The problem:
Gather every line below where "data" appears.

--- Start Given information ---

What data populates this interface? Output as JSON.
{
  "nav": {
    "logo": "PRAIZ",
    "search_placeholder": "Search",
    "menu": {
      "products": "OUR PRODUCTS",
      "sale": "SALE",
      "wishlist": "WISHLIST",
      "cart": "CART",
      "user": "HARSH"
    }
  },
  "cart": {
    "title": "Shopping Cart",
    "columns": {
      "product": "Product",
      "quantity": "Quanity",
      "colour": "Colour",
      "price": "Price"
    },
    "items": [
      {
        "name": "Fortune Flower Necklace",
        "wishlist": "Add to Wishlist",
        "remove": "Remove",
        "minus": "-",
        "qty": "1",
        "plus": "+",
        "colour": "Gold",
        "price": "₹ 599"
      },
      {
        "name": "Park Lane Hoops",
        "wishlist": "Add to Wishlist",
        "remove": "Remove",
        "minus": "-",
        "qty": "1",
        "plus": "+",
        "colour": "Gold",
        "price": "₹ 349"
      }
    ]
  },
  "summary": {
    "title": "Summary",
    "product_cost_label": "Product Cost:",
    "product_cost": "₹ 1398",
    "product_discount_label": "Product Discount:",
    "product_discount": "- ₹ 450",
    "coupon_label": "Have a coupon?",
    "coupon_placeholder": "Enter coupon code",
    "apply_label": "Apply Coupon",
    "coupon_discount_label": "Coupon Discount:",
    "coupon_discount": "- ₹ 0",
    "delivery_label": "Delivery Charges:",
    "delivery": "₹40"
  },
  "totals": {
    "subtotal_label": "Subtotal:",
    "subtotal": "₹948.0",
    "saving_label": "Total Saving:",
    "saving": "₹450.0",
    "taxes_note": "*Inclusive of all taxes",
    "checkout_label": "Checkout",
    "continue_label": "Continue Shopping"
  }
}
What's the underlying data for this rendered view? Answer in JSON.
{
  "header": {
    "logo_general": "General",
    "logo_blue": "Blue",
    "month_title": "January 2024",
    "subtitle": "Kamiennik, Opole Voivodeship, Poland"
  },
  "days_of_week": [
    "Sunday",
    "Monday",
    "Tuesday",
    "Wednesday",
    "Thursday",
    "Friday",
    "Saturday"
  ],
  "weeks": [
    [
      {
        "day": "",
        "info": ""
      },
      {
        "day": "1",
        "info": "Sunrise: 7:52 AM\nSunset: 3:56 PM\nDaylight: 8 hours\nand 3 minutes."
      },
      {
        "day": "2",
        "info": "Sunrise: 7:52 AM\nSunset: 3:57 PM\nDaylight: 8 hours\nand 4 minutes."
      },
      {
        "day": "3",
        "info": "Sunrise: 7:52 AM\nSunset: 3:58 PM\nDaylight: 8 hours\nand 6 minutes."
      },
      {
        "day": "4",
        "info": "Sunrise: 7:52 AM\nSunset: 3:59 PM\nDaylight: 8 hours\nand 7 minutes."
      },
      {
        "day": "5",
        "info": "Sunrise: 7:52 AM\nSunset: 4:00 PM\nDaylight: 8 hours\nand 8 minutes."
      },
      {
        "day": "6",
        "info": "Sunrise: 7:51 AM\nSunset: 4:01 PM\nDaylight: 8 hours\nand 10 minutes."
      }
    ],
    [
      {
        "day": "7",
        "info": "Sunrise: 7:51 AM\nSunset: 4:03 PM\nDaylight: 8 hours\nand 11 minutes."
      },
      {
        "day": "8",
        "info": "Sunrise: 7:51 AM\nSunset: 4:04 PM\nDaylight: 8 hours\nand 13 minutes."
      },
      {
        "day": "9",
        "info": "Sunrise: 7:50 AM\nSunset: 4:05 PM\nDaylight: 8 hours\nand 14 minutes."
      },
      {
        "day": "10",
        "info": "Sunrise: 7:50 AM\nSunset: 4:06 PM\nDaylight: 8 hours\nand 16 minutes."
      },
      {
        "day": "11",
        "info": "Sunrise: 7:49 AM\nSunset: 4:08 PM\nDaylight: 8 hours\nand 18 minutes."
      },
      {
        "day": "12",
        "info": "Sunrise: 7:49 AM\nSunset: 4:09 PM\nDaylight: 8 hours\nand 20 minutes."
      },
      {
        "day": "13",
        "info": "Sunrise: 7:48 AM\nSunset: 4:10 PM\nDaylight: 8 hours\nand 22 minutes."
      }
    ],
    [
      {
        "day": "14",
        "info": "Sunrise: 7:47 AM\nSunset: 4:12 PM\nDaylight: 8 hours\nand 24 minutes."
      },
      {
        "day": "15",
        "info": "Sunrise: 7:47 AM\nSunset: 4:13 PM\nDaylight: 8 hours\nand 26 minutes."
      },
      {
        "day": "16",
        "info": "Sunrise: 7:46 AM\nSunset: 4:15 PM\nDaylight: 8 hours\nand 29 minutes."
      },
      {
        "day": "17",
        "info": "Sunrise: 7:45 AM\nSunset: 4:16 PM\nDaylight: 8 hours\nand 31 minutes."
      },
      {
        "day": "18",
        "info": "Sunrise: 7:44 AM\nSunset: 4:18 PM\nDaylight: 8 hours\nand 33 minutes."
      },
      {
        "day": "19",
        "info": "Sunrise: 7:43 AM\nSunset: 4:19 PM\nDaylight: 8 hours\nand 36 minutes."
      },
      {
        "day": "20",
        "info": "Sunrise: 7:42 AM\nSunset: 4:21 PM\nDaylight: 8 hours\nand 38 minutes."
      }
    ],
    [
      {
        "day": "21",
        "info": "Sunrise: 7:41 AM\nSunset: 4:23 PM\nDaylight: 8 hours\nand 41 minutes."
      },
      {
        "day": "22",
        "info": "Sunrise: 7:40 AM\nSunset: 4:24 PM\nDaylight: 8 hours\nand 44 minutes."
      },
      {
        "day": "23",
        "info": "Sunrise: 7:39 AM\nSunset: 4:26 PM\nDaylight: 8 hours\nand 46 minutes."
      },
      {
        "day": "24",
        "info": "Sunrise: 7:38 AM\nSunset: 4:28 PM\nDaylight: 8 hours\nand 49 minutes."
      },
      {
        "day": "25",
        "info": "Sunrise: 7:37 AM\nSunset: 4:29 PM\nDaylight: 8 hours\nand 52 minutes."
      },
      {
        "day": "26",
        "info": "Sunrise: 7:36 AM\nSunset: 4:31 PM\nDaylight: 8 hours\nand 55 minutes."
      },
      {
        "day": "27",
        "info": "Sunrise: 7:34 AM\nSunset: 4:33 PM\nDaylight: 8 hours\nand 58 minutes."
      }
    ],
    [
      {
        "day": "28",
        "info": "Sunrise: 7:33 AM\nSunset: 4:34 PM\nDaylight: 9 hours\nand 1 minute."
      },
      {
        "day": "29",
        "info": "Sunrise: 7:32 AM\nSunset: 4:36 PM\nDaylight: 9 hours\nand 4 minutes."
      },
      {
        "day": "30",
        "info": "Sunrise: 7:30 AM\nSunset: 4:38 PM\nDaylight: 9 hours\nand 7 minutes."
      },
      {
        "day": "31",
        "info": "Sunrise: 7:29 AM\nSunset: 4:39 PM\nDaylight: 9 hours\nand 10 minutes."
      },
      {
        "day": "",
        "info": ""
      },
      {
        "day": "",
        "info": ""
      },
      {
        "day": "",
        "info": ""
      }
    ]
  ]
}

--- End Given information ---

Exercise output:
What data populates this interface? Output as JSON.
What's the underlying data for this rendered view? Answer in JSON.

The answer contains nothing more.